+++ GIVEN DATA
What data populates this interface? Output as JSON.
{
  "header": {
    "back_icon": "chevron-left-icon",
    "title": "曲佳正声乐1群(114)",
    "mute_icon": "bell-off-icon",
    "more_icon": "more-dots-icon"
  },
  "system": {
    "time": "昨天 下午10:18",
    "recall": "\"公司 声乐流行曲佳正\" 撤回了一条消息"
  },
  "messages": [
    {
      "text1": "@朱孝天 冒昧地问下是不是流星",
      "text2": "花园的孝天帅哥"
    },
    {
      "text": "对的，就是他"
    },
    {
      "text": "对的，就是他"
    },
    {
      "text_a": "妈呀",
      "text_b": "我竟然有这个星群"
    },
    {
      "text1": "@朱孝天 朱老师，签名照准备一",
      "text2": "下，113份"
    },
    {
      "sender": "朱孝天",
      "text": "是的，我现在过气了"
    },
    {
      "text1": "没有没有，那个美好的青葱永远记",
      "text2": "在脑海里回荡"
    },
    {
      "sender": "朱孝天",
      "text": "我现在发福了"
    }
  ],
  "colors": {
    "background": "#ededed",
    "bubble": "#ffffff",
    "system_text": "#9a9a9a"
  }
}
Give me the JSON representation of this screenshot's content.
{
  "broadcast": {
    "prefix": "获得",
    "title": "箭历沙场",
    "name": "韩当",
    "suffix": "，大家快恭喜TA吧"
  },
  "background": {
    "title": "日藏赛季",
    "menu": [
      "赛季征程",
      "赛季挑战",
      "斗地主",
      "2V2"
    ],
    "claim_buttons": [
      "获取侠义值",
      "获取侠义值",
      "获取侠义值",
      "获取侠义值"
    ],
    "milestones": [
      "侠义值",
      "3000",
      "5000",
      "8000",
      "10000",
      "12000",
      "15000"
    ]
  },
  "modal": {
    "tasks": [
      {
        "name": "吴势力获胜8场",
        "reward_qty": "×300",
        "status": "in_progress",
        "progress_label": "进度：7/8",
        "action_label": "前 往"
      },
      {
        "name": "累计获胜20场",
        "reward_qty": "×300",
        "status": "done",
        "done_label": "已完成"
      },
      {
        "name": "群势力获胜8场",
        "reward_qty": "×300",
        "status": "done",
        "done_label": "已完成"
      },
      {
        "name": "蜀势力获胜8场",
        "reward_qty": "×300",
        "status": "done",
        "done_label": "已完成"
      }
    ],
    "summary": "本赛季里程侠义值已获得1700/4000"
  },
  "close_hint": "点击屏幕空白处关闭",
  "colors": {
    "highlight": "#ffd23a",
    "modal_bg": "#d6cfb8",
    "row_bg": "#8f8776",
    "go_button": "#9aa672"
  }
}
++++++
▸ **AIM OF THE EXERCISE**: Copy out the whole listing, exactly as written.

▸ **RESPONSE BELOW**:
What data populates this interface? Output as JSON.
{
  "header": {
    "back_icon": "chevron-left-icon",
    "title": "曲佳正声乐1群(114)",
    "mute_icon": "bell-off-icon",
    "more_icon": "more-dots-icon"
  },
  "system": {
    "time": "昨天 下午10:18",
    "recall": "\"公司 声乐流行曲佳正\" 撤回了一条消息"
  },
  "messages": [
    {
      "text1": "@朱孝天 冒昧地问下是不是流星",
      "text2": "花园的孝天帅哥"
    },
    {
      "text": "对的，就是他"
    },
    {
      "text": "对的，就是他"
    },
    {
      "text_a": "妈呀",
      "text_b": "我竟然有这个星群"
    },
    {
      "text1": "@朱孝天 朱老师，签名照准备一",
      "text2": "下，113份"
    },
    {
      "sender": "朱孝天",
      "text": "是的，我现在过气了"
    },
    {
      "text1": "没有没有，那个美好的青葱永远记",
      "text2": "在脑海里回荡"
    },
    {
      "sender": "朱孝天",
      "text": "我现在发福了"
    }
  ],
  "colors": {
    "background": "#ededed",
    "bubble": "#ffffff",
    "system_text": "#9a9a9a"
  }
}
Give me the JSON representation of this screenshot's content.
{
  "broadcast": {
    "prefix": "获得",
    "title": "箭历沙场",
    "name": "韩当",
    "suffix": "，大家快恭喜TA吧"
  },
  "background": {
    "title": "日藏赛季",
    "menu": [
      "赛季征程",
      "赛季挑战",
      "斗地主",
      "2V2"
    ],
    "claim_buttons": [
      "获取侠义值",
      "获取侠义值",
      "获取侠义值",
      "获取侠义值"
    ],
    "milestones": [
      "侠义值",
      "3000",
      "5000",
      "8000",
      "10000",
      "12000",
      "15000"
    ]
  },
  "modal": {
    "tasks": [
      {
        "name": "吴势力获胜8场",
        "reward_qty": "×300",
        "status": "in_progress",
        "progress_label": "进度：7/8",
        "action_label": "前 往"
      },
      {
        "name": "累计获胜20场",
        "reward_qty": "×300",
        "status": "done",
        "done_label": "已完成"
      },
      {
        "name": "群势力获胜8场",
        "reward_qty": "×300",
        "status": "done",
        "done_label": "已完成"
      },
      {
        "name": "蜀势力获胜8场",
        "reward_qty": "×300",
        "status": "done",
        "done_label": "已完成"
      }
    ],
    "summary": "本赛季里程侠义值已获得1700/4000"
  },
  "close_hint": "点击屏幕空白处关闭",
  "colors": {
    "highlight": "#ffd23a",
    "modal_bg": "#d6cfb8",
    "row_bg": "#8f8776",
    "go_button": "#9aa672"
  }
}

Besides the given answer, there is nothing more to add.